• **PROBLEM**
Identify the lines holding "dilakukan" and copy them.

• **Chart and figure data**
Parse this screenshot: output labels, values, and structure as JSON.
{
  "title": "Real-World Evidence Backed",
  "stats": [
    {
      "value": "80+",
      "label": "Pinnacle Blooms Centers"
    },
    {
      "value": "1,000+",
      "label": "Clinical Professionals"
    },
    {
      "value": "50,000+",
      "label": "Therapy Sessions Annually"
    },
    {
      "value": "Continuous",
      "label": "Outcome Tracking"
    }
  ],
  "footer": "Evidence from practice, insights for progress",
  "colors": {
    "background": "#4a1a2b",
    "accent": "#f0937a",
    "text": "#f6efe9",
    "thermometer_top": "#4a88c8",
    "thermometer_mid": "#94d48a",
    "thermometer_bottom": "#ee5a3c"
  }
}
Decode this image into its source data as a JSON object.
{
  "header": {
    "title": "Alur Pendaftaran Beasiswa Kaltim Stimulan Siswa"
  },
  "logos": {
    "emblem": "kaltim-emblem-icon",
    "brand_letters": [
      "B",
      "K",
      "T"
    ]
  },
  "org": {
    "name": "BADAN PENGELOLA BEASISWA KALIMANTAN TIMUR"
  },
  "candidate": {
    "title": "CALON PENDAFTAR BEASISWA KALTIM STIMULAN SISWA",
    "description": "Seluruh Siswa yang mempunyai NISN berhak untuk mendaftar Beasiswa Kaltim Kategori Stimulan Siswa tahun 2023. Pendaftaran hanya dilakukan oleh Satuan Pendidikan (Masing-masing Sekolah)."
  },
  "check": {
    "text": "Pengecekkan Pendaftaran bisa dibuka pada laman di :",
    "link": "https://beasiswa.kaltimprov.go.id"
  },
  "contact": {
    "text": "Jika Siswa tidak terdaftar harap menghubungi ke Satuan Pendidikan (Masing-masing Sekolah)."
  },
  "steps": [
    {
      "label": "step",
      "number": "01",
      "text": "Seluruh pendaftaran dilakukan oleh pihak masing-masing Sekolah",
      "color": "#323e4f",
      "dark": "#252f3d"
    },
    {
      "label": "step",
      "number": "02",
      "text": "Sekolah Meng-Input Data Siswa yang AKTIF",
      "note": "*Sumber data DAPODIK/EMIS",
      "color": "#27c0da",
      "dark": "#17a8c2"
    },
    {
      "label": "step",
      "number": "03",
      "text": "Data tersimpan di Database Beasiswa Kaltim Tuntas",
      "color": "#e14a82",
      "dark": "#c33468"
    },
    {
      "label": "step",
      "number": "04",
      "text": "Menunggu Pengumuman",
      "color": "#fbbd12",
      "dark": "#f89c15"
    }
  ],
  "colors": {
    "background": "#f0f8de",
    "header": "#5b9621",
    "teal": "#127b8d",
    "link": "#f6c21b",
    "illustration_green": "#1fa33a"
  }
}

• **IN RESPONSE**
    "description": "Seluruh Siswa yang mempunyai NISN berhak untuk mendaftar Beasiswa Kaltim Kategori Stimulan Siswa tahun 2023. Pendaftaran hanya dilakukan oleh Satuan Pendidikan (Masing-masing Sekolah)."
      "text": "Seluruh pendaftaran dilakukan oleh pihak masing-masing Sekolah",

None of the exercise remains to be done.